Say how many lines of these entries include the word "title", and answer with the number alone.

• _Given data_:
====

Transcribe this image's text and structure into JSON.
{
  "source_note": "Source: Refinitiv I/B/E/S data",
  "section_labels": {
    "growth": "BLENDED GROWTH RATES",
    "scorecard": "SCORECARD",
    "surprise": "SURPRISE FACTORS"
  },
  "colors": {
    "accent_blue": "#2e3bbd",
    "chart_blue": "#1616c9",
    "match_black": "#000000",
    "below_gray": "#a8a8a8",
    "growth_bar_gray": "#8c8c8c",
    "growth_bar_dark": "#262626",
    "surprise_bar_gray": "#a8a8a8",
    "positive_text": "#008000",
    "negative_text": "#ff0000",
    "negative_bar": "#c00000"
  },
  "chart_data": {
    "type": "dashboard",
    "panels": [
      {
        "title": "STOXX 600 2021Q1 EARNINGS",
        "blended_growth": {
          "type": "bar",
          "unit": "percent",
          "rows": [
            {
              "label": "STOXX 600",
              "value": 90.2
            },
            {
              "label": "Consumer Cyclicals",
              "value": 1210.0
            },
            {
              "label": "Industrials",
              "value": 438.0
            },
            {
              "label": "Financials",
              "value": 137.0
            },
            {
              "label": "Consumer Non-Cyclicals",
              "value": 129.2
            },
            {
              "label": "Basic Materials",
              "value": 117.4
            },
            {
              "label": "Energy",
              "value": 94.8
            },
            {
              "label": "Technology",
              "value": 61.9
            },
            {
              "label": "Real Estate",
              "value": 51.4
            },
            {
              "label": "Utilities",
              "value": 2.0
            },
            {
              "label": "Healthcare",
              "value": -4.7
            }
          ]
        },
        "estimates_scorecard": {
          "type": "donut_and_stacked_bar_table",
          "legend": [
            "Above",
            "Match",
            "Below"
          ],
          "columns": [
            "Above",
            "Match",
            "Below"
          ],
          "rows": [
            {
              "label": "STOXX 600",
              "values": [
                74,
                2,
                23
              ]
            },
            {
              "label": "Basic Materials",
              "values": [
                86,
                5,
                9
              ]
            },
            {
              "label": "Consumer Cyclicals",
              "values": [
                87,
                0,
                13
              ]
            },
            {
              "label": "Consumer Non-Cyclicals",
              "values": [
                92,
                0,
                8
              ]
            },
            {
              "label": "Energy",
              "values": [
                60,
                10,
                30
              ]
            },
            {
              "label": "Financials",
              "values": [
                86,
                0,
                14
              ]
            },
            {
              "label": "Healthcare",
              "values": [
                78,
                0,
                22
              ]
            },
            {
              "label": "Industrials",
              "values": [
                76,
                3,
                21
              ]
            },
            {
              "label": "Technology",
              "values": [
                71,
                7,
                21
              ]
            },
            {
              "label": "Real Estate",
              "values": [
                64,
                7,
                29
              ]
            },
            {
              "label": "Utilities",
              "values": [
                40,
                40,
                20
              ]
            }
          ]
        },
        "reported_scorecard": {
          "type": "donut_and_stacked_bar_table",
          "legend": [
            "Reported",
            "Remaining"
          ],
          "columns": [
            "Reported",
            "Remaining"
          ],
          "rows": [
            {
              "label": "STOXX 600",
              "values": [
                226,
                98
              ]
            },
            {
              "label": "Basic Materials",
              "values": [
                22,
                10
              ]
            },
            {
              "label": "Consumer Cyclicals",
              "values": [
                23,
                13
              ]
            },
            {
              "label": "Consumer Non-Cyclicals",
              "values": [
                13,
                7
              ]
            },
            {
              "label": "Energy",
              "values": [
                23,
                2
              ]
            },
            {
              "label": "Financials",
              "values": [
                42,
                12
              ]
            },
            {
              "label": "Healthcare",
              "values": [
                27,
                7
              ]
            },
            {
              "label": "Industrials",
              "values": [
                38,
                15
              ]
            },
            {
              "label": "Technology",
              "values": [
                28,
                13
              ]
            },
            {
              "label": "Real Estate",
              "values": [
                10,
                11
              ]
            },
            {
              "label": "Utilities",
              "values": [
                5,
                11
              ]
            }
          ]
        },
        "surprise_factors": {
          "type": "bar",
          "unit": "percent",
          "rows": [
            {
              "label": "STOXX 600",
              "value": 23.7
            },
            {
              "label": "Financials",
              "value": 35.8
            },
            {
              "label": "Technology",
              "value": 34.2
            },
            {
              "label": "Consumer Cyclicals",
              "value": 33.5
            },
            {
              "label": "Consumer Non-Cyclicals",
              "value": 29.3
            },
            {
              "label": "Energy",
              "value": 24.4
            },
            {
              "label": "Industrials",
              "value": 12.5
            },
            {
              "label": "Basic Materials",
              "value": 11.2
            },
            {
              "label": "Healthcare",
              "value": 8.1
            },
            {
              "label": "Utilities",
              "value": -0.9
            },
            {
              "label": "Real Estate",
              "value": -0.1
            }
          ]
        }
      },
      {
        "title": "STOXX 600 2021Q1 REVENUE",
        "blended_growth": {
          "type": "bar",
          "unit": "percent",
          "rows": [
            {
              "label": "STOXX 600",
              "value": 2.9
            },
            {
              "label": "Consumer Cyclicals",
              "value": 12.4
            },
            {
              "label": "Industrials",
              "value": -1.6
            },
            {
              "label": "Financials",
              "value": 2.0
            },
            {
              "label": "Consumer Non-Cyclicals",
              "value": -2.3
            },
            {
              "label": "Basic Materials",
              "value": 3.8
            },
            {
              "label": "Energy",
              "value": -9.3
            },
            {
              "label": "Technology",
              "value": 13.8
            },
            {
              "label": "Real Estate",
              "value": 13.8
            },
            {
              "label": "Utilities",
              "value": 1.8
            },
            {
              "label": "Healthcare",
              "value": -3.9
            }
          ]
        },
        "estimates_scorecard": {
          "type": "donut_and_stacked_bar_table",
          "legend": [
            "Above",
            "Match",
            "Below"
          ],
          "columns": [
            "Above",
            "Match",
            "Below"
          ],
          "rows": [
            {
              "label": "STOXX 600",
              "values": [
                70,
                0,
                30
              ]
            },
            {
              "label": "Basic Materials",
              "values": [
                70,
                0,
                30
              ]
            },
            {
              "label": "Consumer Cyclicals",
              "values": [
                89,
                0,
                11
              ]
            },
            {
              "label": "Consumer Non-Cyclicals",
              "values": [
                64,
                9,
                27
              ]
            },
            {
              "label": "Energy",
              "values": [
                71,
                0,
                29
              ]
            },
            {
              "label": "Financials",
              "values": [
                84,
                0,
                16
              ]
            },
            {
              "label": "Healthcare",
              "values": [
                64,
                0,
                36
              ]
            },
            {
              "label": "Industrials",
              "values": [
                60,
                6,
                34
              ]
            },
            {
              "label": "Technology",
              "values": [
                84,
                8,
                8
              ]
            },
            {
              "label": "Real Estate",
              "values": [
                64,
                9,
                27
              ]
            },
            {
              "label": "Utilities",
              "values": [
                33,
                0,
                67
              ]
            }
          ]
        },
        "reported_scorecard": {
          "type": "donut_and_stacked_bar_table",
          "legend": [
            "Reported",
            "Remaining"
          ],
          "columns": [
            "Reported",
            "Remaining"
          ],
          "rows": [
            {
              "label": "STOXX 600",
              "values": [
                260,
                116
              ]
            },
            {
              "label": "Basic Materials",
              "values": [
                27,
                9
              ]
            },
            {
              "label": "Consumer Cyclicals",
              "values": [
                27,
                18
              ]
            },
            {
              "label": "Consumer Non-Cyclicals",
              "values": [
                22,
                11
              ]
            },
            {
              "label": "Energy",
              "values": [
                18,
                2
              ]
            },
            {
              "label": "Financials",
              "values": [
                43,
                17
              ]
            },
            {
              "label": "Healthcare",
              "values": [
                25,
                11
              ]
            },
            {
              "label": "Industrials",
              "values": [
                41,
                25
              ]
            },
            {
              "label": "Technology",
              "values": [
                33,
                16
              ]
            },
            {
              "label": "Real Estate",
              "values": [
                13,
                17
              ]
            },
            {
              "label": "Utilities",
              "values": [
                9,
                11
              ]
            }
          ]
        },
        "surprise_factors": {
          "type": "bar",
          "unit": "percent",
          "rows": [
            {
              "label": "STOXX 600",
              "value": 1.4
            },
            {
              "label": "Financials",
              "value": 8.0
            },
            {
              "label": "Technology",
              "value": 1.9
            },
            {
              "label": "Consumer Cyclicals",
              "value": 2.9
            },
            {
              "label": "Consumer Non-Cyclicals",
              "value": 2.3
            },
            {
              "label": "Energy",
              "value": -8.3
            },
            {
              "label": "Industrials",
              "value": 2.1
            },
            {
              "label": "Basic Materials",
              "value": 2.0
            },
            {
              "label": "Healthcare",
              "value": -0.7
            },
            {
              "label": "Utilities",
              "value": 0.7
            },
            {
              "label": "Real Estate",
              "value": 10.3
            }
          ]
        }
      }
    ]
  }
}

====

• _Result of the task_: 2